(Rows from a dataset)

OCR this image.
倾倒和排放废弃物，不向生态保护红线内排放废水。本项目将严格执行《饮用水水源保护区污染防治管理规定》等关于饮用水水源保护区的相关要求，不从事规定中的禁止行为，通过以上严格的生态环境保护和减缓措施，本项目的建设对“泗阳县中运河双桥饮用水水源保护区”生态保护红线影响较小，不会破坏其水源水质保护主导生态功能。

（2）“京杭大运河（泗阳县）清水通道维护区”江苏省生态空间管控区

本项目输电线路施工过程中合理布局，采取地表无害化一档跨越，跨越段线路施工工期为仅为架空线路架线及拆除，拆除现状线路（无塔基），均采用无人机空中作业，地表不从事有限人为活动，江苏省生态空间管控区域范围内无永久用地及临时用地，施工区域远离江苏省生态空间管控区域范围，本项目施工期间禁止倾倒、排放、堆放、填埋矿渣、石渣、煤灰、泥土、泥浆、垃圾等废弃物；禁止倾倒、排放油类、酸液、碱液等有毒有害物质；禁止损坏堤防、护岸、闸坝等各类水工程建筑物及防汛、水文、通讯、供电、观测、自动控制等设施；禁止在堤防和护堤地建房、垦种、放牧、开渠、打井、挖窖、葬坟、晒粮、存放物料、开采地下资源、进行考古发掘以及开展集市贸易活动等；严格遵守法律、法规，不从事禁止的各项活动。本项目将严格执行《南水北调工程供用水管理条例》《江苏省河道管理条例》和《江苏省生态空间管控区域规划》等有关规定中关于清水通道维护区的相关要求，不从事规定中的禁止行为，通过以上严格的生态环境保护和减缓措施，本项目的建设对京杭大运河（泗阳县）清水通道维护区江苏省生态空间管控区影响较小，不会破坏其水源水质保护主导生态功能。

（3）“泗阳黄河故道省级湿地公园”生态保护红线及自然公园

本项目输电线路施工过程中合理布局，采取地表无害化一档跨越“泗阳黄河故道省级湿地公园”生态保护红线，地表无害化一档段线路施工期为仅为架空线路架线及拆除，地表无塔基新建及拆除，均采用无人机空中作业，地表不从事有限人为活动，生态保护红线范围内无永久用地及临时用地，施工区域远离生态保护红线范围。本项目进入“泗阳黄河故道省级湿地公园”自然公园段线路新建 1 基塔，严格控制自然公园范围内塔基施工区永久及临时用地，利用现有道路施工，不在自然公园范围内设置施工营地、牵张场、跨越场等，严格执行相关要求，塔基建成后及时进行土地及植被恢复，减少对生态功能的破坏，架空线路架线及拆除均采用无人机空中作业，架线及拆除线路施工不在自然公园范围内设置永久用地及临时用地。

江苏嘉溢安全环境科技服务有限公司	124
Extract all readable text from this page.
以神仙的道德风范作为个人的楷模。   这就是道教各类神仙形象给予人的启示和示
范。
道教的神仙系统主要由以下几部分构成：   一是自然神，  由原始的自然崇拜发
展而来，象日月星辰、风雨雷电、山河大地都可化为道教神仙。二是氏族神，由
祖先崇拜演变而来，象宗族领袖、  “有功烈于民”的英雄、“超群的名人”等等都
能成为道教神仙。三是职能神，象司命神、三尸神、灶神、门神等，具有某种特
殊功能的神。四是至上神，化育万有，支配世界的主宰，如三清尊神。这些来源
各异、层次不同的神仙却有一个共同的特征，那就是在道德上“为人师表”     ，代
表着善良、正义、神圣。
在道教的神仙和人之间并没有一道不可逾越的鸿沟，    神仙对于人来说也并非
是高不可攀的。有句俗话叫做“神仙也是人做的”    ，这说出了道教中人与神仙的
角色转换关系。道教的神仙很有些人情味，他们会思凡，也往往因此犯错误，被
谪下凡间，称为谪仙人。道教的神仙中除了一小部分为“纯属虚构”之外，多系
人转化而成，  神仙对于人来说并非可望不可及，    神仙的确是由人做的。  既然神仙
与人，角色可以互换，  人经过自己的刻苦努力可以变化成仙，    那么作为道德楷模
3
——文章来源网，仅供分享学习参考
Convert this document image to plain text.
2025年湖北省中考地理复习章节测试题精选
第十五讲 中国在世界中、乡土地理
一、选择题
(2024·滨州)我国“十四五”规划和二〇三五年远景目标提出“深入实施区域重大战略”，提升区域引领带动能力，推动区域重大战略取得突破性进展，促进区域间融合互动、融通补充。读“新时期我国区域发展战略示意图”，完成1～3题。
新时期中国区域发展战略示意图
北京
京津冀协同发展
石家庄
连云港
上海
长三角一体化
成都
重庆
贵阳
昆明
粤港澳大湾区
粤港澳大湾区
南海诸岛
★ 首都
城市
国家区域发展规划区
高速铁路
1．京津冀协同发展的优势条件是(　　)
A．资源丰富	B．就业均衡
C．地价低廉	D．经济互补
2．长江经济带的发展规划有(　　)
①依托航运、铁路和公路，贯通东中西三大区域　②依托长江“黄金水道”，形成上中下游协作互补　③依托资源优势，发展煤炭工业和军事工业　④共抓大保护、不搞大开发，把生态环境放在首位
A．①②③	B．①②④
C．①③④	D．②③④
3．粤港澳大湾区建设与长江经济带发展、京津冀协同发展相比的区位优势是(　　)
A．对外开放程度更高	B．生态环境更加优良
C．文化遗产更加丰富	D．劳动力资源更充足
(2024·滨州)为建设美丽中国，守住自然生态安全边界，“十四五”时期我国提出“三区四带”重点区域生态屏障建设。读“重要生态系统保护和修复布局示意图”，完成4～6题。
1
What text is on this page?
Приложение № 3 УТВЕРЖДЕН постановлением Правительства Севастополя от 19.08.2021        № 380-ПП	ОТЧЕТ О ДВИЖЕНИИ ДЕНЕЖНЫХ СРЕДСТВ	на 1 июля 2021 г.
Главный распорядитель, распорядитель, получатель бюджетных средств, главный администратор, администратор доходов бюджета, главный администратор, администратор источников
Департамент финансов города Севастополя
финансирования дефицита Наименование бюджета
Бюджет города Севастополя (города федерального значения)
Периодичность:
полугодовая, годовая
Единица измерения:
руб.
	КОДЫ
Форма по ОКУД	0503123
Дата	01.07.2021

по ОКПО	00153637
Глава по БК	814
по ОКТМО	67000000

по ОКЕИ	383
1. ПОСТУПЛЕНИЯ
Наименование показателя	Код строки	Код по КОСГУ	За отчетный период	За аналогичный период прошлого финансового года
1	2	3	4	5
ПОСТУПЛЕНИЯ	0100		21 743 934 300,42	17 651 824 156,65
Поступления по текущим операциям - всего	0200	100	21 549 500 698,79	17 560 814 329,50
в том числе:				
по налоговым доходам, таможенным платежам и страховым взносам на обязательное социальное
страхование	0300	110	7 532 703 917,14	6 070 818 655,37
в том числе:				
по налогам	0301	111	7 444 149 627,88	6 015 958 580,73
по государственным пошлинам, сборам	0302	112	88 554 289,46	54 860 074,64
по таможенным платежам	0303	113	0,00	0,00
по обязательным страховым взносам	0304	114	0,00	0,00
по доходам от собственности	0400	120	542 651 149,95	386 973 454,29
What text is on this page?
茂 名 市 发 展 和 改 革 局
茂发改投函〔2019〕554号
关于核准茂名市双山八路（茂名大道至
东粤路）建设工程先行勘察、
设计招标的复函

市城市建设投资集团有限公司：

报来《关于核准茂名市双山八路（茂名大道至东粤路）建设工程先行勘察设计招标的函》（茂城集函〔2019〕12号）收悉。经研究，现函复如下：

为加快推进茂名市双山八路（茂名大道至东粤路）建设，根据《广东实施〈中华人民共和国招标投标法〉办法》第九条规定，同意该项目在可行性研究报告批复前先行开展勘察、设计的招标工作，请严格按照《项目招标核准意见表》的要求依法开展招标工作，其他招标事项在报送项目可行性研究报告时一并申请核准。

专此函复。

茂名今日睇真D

_EXERCISE OBJECTIVE_. Scan the data above and copy every line with "地表不从事有限人为活动" in it.

_THE RESULT_.
本项目输电线路施工过程中合理布局，采取地表无害化一档跨越，跨越段线路施工工期为仅为架空线路架线及拆除，拆除现状线路（无塔基），均采用无人机空中作业，地表不从事有限人为活动，江苏省生态空间管控区域范围内无永久用地及临时用地，施工区域远离江苏省生态空间管控区域范围，本项目施工期间禁止倾倒、排放、堆放、填埋矿渣、石渣、煤灰、泥土、泥浆、垃圾等废弃物；禁止倾倒、排放油类、酸液、碱液等有毒有害物质；禁止损坏堤防、护岸、闸坝等各类水工程建筑物及防汛、水文、通讯、供电、观测、自动控制等设施；禁止在堤防和护堤地建房、垦种、放牧、开渠、打井、挖窖、葬坟、晒粮、存放物料、开采地下资源、进行考古发掘以及开展集市贸易活动等；严格遵守法律、法规，不从事禁止的各项活动。本项目将严格执行《南水北调工程供用水管理条例》《江苏省河道管理条例》和《江苏省生态空间管控区域规划》等有关规定中关于清水通道维护区的相关要求，不从事规定中的禁止行为，通过以上严格的生态环境保护和减缓措施，本项目的建设对京杭大运河（泗阳县）清水通道维护区江苏省生态空间管控区影响较小，不会破坏其水源水质保护主导生态功能。
本项目输电线路施工过程中合理布局，采取地表无害化一档跨越“泗阳黄河故道省级湿地公园”生态保护红线，地表无害化一档段线路施工期为仅为架空线路架线及拆除，地表无塔基新建及拆除，均采用无人机空中作业，地表不从事有限人为活动，生态保护红线范围内无永久用地及临时用地，施工区域远离生态保护红线范围。本项目进入“泗阳黄河故道省级湿地公园”自然公园段线路新建 1 基塔，严格控制自然公园范围内塔基施工区永久及临时用地，利用现有道路施工，不在自然公园范围内设置施工营地、牵张场、跨越场等，严格执行相关要求，塔基建成后及时进行土地及植被恢复，减少对生态功能的破坏，架空线路架线及拆除均采用无人机空中作业，架线及拆除线路施工不在自然公园范围内设置永久用地及临时用地。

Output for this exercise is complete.